■ Given entries ■
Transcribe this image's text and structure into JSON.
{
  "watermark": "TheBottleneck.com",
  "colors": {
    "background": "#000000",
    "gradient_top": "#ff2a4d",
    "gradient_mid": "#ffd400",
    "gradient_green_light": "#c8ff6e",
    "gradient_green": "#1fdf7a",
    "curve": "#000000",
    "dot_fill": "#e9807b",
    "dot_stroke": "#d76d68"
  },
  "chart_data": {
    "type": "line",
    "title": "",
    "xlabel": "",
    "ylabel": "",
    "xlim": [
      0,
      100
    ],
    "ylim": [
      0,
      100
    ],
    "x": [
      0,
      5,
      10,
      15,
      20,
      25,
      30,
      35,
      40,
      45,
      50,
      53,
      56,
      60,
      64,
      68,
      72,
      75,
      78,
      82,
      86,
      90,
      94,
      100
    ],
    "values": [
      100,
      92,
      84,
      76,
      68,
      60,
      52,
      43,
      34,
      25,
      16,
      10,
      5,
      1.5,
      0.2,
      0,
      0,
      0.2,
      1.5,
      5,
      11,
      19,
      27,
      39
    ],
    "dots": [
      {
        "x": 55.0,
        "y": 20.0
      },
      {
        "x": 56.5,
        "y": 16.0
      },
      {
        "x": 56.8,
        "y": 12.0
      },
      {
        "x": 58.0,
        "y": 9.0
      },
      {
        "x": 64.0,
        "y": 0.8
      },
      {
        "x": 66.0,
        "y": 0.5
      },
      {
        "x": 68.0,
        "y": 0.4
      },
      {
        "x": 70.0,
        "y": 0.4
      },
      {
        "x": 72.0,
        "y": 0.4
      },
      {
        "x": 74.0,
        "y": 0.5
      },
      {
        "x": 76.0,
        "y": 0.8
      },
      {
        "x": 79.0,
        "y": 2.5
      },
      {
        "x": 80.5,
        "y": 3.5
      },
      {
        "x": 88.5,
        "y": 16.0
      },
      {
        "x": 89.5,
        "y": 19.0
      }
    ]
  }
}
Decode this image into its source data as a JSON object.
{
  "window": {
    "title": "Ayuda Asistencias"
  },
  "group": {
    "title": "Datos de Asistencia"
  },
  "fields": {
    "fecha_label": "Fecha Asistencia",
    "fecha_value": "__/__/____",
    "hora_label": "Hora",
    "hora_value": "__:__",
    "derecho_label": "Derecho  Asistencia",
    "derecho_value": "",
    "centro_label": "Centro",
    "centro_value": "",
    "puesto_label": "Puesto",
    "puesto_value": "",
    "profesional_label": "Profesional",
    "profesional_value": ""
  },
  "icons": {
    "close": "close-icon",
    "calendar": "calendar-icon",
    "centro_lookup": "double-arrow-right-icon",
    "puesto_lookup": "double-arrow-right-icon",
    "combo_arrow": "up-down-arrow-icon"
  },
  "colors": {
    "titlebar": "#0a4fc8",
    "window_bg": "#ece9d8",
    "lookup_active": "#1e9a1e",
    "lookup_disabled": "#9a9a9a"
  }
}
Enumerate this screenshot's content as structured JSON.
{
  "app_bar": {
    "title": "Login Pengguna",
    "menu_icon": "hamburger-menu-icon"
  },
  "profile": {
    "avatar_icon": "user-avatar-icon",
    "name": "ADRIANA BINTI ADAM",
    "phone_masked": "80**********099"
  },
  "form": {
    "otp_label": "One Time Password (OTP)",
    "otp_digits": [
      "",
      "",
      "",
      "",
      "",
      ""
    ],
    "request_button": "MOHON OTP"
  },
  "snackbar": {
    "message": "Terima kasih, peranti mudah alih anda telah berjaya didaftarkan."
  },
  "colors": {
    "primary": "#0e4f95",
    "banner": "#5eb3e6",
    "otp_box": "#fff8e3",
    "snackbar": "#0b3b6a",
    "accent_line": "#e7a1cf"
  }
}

■ Task ■
Copy every line in the records above that contains the word "this".

■ Task output ■
Transcribe this image's text and structure into JSON.
Decode this image into its source data as a JSON object.
Enumerate this screenshot's content as structured JSON.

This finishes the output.